%%

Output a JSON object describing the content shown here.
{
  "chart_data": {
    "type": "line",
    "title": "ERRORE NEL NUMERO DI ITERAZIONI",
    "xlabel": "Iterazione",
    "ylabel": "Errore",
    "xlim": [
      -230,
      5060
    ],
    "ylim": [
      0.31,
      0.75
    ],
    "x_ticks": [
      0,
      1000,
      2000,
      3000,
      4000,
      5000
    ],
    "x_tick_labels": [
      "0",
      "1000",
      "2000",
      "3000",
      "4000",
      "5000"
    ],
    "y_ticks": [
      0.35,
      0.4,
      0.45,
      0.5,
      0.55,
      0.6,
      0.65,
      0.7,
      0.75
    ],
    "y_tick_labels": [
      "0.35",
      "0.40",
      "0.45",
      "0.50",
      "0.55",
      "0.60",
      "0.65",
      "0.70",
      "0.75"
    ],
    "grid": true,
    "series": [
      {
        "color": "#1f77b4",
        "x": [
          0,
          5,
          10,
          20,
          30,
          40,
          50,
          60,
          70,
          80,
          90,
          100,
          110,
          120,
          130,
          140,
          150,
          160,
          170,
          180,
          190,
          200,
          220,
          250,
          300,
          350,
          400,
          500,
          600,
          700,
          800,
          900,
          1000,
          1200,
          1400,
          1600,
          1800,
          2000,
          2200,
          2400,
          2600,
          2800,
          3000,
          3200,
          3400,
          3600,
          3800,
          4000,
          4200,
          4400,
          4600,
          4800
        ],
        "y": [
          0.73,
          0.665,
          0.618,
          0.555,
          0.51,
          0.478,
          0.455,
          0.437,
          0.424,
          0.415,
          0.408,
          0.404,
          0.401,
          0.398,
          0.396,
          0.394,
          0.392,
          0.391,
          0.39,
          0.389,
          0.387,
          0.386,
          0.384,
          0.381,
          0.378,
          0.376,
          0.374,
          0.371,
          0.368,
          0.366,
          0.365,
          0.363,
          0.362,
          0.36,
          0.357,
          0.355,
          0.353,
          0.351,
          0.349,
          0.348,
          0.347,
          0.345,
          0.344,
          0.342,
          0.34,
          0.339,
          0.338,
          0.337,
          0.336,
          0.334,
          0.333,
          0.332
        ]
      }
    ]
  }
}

%%

From the first line to the last, retype the data exactly.

The result:
Output a JSON object describing the content shown here.
{
  "chart_data": {
    "type": "line",
    "title": "ERRORE NEL NUMERO DI ITERAZIONI",
    "xlabel": "Iterazione",
    "ylabel": "Errore",
    "xlim": [
      -230,
      5060
    ],
    "ylim": [
      0.31,
      0.75
    ],
    "x_ticks": [
      0,
      1000,
      2000,
      3000,
      4000,
      5000
    ],
    "x_tick_labels": [
      "0",
      "1000",
      "2000",
      "3000",
      "4000",
      "5000"
    ],
    "y_ticks": [
      0.35,
      0.4,
      0.45,
      0.5,
      0.55,
      0.6,
      0.65,
      0.7,
      0.75
    ],
    "y_tick_labels": [
      "0.35",
      "0.40",
      "0.45",
      "0.50",
      "0.55",
      "0.60",
      "0.65",
      "0.70",
      "0.75"
    ],
    "grid": true,
    "series": [
      {
        "color": "#1f77b4",
        "x": [
          0,
          5,
          10,
          20,
          30,
          40,
          50,
          60,
          70,
          80,
          90,
          100,
          110,
          120,
          130,
          140,
          150,
          160,
          170,
          180,
          190,
          200,
          220,
          250,
          300,
          350,
          400,
          500,
          600,
          700,
          800,
          900,
          1000,
          1200,
          1400,
          1600,
          1800,
          2000,
          2200,
          2400,
          2600,
          2800,
          3000,
          3200,
          3400,
          3600,
          3800,
          4000,
          4200,
          4400,
          4600,
          4800
        ],
        "y": [
          0.73,
          0.665,
          0.618,
          0.555,
          0.51,
          0.478,
          0.455,
          0.437,
          0.424,
          0.415,
          0.408,
          0.404,
          0.401,
          0.398,
          0.396,
          0.394,
          0.392,
          0.391,
          0.39,
          0.389,
          0.387,
          0.386,
          0.384,
          0.381,
          0.378,
          0.376,
          0.374,
          0.371,
          0.368,
          0.366,
          0.365,
          0.363,
          0.362,
          0.36,
          0.357,
          0.355,
          0.353,
          0.351,
          0.349,
          0.348,
          0.347,
          0.345,
          0.344,
          0.342,
          0.34,
          0.339,
          0.338,
          0.337,
          0.336,
          0.334,
          0.333,
          0.332
        ]
      }
    ]
  }
}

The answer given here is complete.